### TO BE DONE
Output the records exactly as they appear, with no pictures included.

****

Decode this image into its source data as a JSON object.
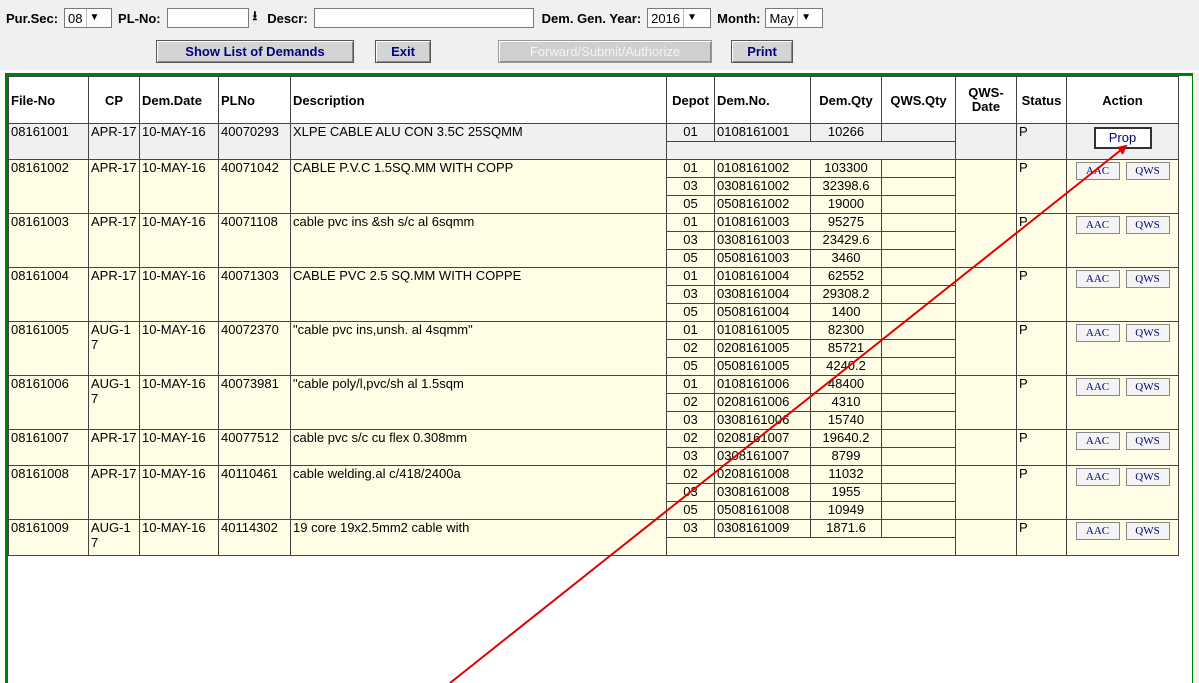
{
  "filters": {
    "pur_sec_label": "Pur.Sec:",
    "pur_sec_value": "08",
    "pl_no_label": "PL-No:",
    "pl_no_value": "",
    "descr_label": "Descr:",
    "descr_value": "",
    "dem_gen_year_label": "Dem. Gen. Year:",
    "dem_gen_year_value": "2016",
    "month_label": "Month:",
    "month_value": "May"
  },
  "buttons": {
    "show_list": "Show List of Demands",
    "exit": "Exit",
    "forward": "Forward/Submit/Authorize",
    "print": "Print"
  },
  "table": {
    "headers": [
      "File-No",
      "CP",
      "Dem.Date",
      "PLNo",
      "Description",
      "Depot",
      "Dem.No.",
      "Dem.Qty",
      "QWS.Qty",
      "QWS-Date",
      "Status",
      "Action"
    ],
    "rows": [
      {
        "file_no": "08161001",
        "cp": "APR-17",
        "date": "10-MAY-16",
        "plno": "40070293",
        "desc": "XLPE CABLE ALU CON 3.5C 25SQMM",
        "status": "P",
        "action": "prop",
        "depots": [
          {
            "depot": "01",
            "dem_no": "0108161001",
            "qty": "10266"
          }
        ]
      },
      {
        "file_no": "08161002",
        "cp": "APR-17",
        "date": "10-MAY-16",
        "plno": "40071042",
        "desc": "CABLE P.V.C 1.5SQ.MM WITH COPP",
        "status": "P",
        "action": "aac",
        "depots": [
          {
            "depot": "01",
            "dem_no": "0108161002",
            "qty": "103300"
          },
          {
            "depot": "03",
            "dem_no": "0308161002",
            "qty": "32398.6"
          },
          {
            "depot": "05",
            "dem_no": "0508161002",
            "qty": "19000"
          }
        ]
      },
      {
        "file_no": "08161003",
        "cp": "APR-17",
        "date": "10-MAY-16",
        "plno": "40071108",
        "desc": "cable pvc ins &sh s/c al 6sqmm",
        "status": "P",
        "action": "aac",
        "depots": [
          {
            "depot": "01",
            "dem_no": "0108161003",
            "qty": "95275"
          },
          {
            "depot": "03",
            "dem_no": "0308161003",
            "qty": "23429.6"
          },
          {
            "depot": "05",
            "dem_no": "0508161003",
            "qty": "3460"
          }
        ]
      },
      {
        "file_no": "08161004",
        "cp": "APR-17",
        "date": "10-MAY-16",
        "plno": "40071303",
        "desc": "CABLE PVC 2.5 SQ.MM WITH COPPE",
        "status": "P",
        "action": "aac",
        "depots": [
          {
            "depot": "01",
            "dem_no": "0108161004",
            "qty": "62552"
          },
          {
            "depot": "03",
            "dem_no": "0308161004",
            "qty": "29308.2"
          },
          {
            "depot": "05",
            "dem_no": "0508161004",
            "qty": "1400"
          }
        ]
      },
      {
        "file_no": "08161005",
        "cp": "AUG-17",
        "date": "10-MAY-16",
        "plno": "40072370",
        "desc": "\"cable pvc ins,unsh. al 4sqmm\"",
        "status": "P",
        "action": "aac",
        "depots": [
          {
            "depot": "01",
            "dem_no": "0108161005",
            "qty": "82300"
          },
          {
            "depot": "02",
            "dem_no": "0208161005",
            "qty": "85721"
          },
          {
            "depot": "05",
            "dem_no": "0508161005",
            "qty": "4240.2"
          }
        ]
      },
      {
        "file_no": "08161006",
        "cp": "AUG-17",
        "date": "10-MAY-16",
        "plno": "40073981",
        "desc": "\"cable poly/l,pvc/sh al 1.5sqm",
        "status": "P",
        "action": "aac",
        "depots": [
          {
            "depot": "01",
            "dem_no": "0108161006",
            "qty": "48400"
          },
          {
            "depot": "02",
            "dem_no": "0208161006",
            "qty": "4310"
          },
          {
            "depot": "03",
            "dem_no": "0308161006",
            "qty": "15740"
          }
        ]
      },
      {
        "file_no": "08161007",
        "cp": "APR-17",
        "date": "10-MAY-16",
        "plno": "40077512",
        "desc": "cable pvc s/c cu flex 0.308mm",
        "status": "P",
        "action": "aac",
        "depots": [
          {
            "depot": "02",
            "dem_no": "0208161007",
            "qty": "19640.2"
          },
          {
            "depot": "03",
            "dem_no": "0308161007",
            "qty": "8799"
          }
        ]
      },
      {
        "file_no": "08161008",
        "cp": "APR-17",
        "date": "10-MAY-16",
        "plno": "40110461",
        "desc": "cable welding.al c/418/2400a",
        "status": "P",
        "action": "aac",
        "depots": [
          {
            "depot": "02",
            "dem_no": "0208161008",
            "qty": "11032"
          },
          {
            "depot": "03",
            "dem_no": "0308161008",
            "qty": "1955"
          },
          {
            "depot": "05",
            "dem_no": "0508161008",
            "qty": "10949"
          }
        ]
      },
      {
        "file_no": "08161009",
        "cp": "AUG-17",
        "date": "10-MAY-16",
        "plno": "40114302",
        "desc": "19 core 19x2.5mm2 cable with",
        "status": "P",
        "action": "aac",
        "depots": [
          {
            "depot": "03",
            "dem_no": "0308161009",
            "qty": "1871.6"
          }
        ]
      }
    ],
    "action_labels": {
      "prop": "Prop",
      "aac": "AAC",
      "qws": "QWS"
    }
  },
  "annotation": {
    "arrow_color": "#e00000"
  }
}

****

### FINAL ANSWER
Decode this image into its source data as a JSON object.
{
  "filters": {
    "pur_sec_label": "Pur.Sec:",
    "pur_sec_value": "08",
    "pl_no_label": "PL-No:",
    "pl_no_value": "",
    "descr_label": "Descr:",
    "descr_value": "",
    "dem_gen_year_label": "Dem. Gen. Year:",
    "dem_gen_year_value": "2016",
    "month_label": "Month:",
    "month_value": "May"
  },
  "buttons": {
    "show_list": "Show List of Demands",
    "exit": "Exit",
    "forward": "Forward/Submit/Authorize",
    "print": "Print"
  },
  "table": {
    "headers": [
      "File-No",
      "CP",
      "Dem.Date",
      "PLNo",
      "Description",
      "Depot",
      "Dem.No.",
      "Dem.Qty",
      "QWS.Qty",
      "QWS-Date",
      "Status",
      "Action"
    ],
    "rows": [
      {
        "file_no": "08161001",
        "cp": "APR-17",
        "date": "10-MAY-16",
        "plno": "40070293",
        "desc": "XLPE CABLE ALU CON 3.5C 25SQMM",
        "status": "P",
        "action": "prop",
        "depots": [
          {
            "depot": "01",
            "dem_no": "0108161001",
            "qty": "10266"
          }
        ]
      },
      {
        "file_no": "08161002",
        "cp": "APR-17",
        "date": "10-MAY-16",
        "plno": "40071042",
        "desc": "CABLE P.V.C 1.5SQ.MM WITH COPP",
        "status": "P",
        "action": "aac",
        "depots": [
          {
            "depot": "01",
            "dem_no": "0108161002",
            "qty": "103300"
          },
          {
            "depot": "03",
            "dem_no": "0308161002",
            "qty": "32398.6"
          },
          {
            "depot": "05",
            "dem_no": "0508161002",
            "qty": "19000"
          }
        ]
      },
      {
        "file_no": "08161003",
        "cp": "APR-17",
        "date": "10-MAY-16",
        "plno": "40071108",
        "desc": "cable pvc ins &sh s/c al 6sqmm",
        "status": "P",
        "action": "aac",
        "depots": [
          {
            "depot": "01",
            "dem_no": "0108161003",
            "qty": "95275"
          },
          {
            "depot": "03",
            "dem_no": "0308161003",
            "qty": "23429.6"
          },
          {
            "depot": "05",
            "dem_no": "0508161003",
            "qty": "3460"
          }
        ]
      },
      {
        "file_no": "08161004",
        "cp": "APR-17",
        "date": "10-MAY-16",
        "plno": "40071303",
        "desc": "CABLE PVC 2.5 SQ.MM WITH COPPE",
        "status": "P",
        "action": "aac",
        "depots": [
          {
            "depot": "01",
            "dem_no": "0108161004",
            "qty": "62552"
          },
          {
            "depot": "03",
            "dem_no": "0308161004",
            "qty": "29308.2"
          },
          {
            "depot": "05",
            "dem_no": "0508161004",
            "qty": "1400"
          }
        ]
      },
      {
        "file_no": "08161005",
        "cp": "AUG-17",
        "date": "10-MAY-16",
        "plno": "40072370",
        "desc": "\"cable pvc ins,unsh. al 4sqmm\"",
        "status": "P",
        "action": "aac",
        "depots": [
          {
            "depot": "01",
            "dem_no": "0108161005",
            "qty": "82300"
          },
          {
            "depot": "02",
            "dem_no": "0208161005",
            "qty": "85721"
          },
          {
            "depot": "05",
            "dem_no": "0508161005",
            "qty": "4240.2"
          }
        ]
      },
      {
        "file_no": "08161006",
        "cp": "AUG-17",
        "date": "10-MAY-16",
        "plno": "40073981",
        "desc": "\"cable poly/l,pvc/sh al 1.5sqm",
        "status": "P",
        "action": "aac",
        "depots": [
          {
            "depot": "01",
            "dem_no": "0108161006",
            "qty": "48400"
          },
          {
            "depot": "02",
            "dem_no": "0208161006",
            "qty": "4310"
          },
          {
            "depot": "03",
            "dem_no": "0308161006",
            "qty": "15740"
          }
        ]
      },
      {
        "file_no": "08161007",
        "cp": "APR-17",
        "date": "10-MAY-16",
        "plno": "40077512",
        "desc": "cable pvc s/c cu flex 0.308mm",
        "status": "P",
        "action": "aac",
        "depots": [
          {
            "depot": "02",
            "dem_no": "0208161007",
            "qty": "19640.2"
          },
          {
            "depot": "03",
            "dem_no": "0308161007",
            "qty": "8799"
          }
        ]
      },
      {
        "file_no": "08161008",
        "cp": "APR-17",
        "date": "10-MAY-16",
        "plno": "40110461",
        "desc": "cable welding.al c/418/2400a",
        "status": "P",
        "action": "aac",
        "depots": [
          {
            "depot": "02",
            "dem_no": "0208161008",
            "qty": "11032"
          },
          {
            "depot": "03",
            "dem_no": "0308161008",
            "qty": "1955"
          },
          {
            "depot": "05",
            "dem_no": "0508161008",
            "qty": "10949"
          }
        ]
      },
      {
        "file_no": "08161009",
        "cp": "AUG-17",
        "date": "10-MAY-16",
        "plno": "40114302",
        "desc": "19 core 19x2.5mm2 cable with",
        "status": "P",
        "action": "aac",
        "depots": [
          {
            "depot": "03",
            "dem_no": "0308161009",
            "qty": "1871.6"
          }
        ]
      }
    ],
    "action_labels": {
      "prop": "Prop",
      "aac": "AAC",
      "qws": "QWS"
    }
  },
  "annotation": {
    "arrow_color": "#e00000"
  }
}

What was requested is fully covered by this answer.